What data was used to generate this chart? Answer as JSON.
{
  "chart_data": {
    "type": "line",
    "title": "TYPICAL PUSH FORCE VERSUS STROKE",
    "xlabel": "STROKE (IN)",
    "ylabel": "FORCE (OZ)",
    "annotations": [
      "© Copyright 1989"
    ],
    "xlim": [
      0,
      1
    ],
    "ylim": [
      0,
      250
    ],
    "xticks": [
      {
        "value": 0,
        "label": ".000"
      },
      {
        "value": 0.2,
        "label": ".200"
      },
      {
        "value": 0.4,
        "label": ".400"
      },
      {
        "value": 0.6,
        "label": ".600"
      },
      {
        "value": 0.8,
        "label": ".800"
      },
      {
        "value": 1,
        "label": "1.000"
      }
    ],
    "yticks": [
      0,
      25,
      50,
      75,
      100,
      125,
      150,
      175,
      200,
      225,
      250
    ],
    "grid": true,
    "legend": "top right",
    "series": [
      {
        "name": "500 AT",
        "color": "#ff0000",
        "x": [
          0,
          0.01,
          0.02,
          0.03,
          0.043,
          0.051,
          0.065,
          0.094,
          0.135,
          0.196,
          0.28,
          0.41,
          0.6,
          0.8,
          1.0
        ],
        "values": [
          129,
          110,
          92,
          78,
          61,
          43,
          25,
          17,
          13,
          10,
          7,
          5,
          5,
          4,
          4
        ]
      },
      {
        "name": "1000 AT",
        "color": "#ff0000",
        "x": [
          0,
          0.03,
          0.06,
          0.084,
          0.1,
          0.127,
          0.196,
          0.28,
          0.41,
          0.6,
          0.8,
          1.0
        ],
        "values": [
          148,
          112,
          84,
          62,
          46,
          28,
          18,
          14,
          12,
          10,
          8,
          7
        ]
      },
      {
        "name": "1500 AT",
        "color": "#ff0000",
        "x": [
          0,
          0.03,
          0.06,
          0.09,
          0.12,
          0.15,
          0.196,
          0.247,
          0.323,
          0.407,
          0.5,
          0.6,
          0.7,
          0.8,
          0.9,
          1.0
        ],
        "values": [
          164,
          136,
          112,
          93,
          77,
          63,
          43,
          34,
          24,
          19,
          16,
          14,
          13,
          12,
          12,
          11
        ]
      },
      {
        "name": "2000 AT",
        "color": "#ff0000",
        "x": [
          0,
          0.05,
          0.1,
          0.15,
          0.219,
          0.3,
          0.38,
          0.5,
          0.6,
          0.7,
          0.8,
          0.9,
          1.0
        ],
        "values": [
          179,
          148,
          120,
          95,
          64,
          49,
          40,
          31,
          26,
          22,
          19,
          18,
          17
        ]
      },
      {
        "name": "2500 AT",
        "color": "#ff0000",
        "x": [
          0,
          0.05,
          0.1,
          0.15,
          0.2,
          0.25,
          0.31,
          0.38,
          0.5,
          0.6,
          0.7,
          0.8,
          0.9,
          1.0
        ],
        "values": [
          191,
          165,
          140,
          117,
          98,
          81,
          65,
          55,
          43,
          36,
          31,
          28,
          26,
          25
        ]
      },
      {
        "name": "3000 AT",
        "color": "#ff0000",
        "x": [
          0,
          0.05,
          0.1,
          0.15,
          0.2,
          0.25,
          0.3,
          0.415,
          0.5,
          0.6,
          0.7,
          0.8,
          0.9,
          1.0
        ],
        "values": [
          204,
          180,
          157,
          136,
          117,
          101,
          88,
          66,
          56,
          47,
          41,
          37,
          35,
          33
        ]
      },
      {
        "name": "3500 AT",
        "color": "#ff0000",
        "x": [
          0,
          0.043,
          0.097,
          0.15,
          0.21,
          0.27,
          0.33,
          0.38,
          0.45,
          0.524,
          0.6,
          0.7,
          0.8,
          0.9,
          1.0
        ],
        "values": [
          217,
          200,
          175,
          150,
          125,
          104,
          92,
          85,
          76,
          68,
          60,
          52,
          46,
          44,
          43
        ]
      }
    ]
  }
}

▬▬▬▬▬▬▬▬▬▬

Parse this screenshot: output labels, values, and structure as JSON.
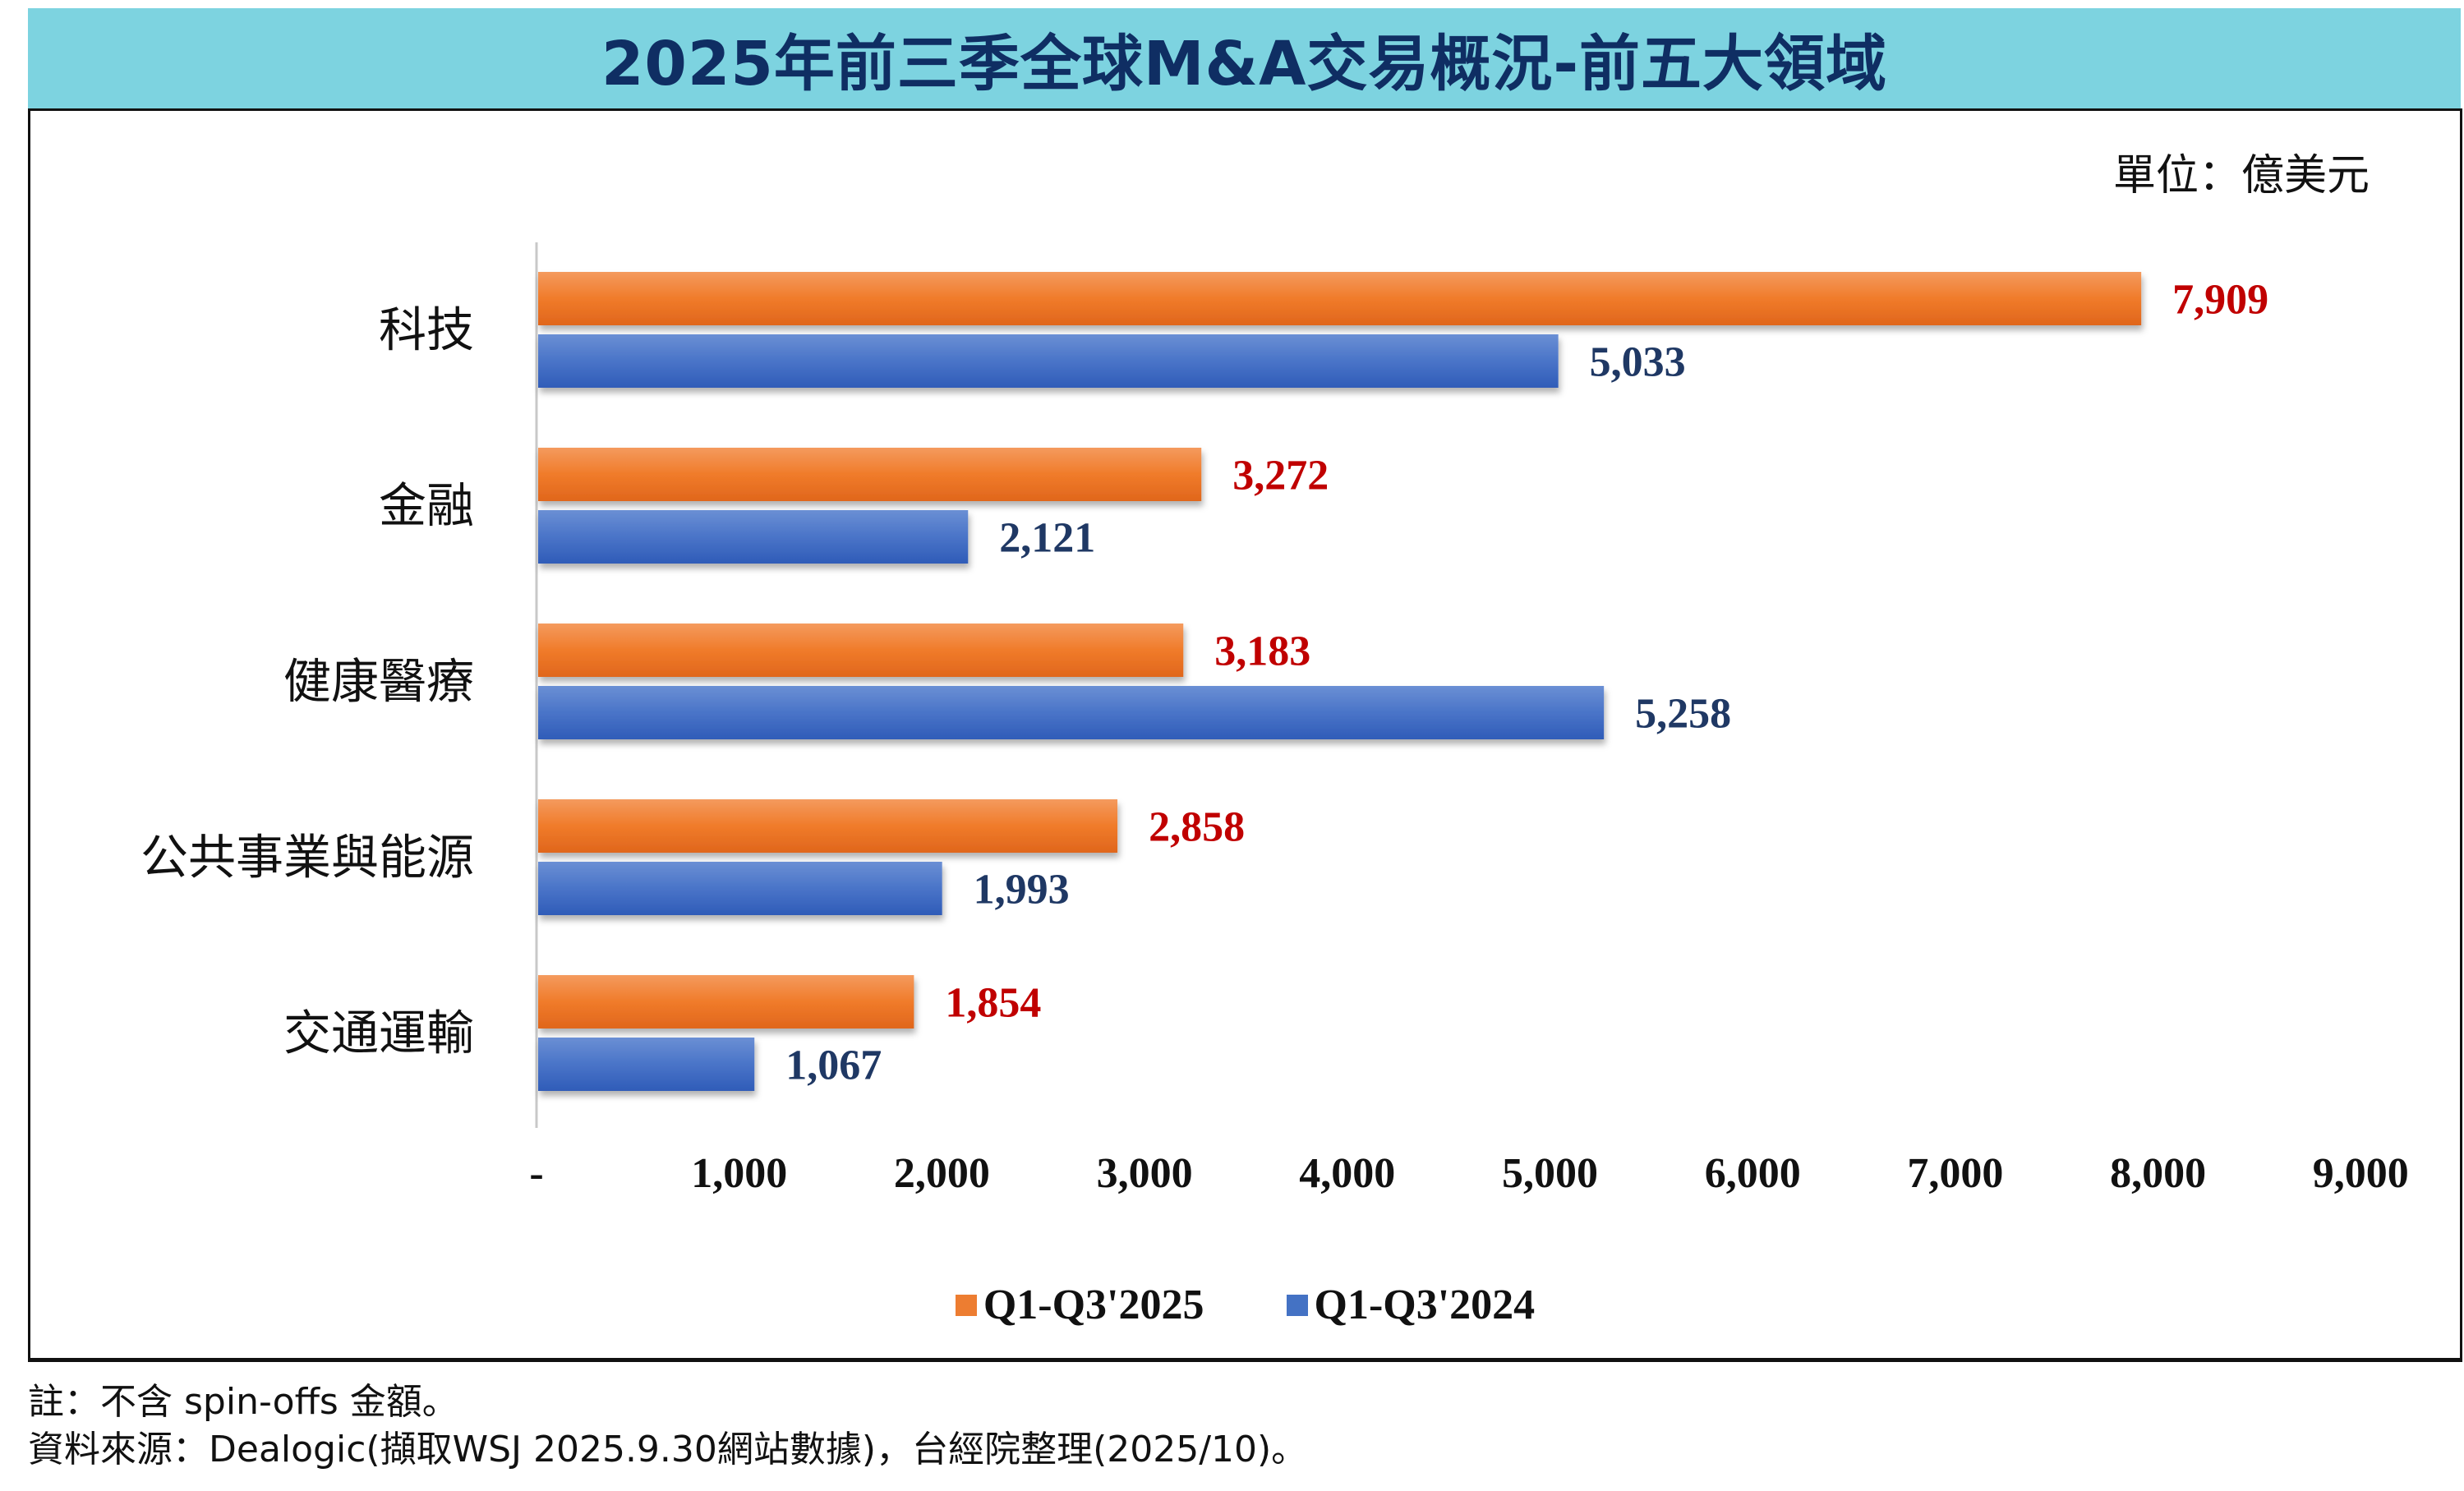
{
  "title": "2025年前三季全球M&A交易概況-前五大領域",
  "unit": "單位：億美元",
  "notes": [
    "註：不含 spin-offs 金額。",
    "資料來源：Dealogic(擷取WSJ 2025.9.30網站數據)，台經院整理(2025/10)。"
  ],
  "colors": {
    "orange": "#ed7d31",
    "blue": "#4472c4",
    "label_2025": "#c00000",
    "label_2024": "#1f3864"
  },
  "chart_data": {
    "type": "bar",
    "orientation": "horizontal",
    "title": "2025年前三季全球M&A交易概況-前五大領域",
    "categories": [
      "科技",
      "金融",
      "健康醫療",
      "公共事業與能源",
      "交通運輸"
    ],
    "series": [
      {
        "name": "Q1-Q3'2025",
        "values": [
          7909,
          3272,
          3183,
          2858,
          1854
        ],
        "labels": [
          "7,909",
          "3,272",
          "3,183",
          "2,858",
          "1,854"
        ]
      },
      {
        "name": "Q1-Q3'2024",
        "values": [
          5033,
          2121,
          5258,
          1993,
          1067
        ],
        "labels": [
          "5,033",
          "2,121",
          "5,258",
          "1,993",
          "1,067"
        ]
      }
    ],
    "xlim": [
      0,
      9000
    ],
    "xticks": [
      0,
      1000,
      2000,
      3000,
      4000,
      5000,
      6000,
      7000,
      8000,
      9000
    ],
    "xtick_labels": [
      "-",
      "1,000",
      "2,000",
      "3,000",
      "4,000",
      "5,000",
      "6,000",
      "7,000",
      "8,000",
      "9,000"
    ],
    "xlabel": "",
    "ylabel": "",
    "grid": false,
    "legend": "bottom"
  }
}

▬▬▬▬▬▬▬▬▬▬

* Problem to solve *
From the data above, work out how many lines hold "STROKE". Answer with the number alone.

* Solution *
2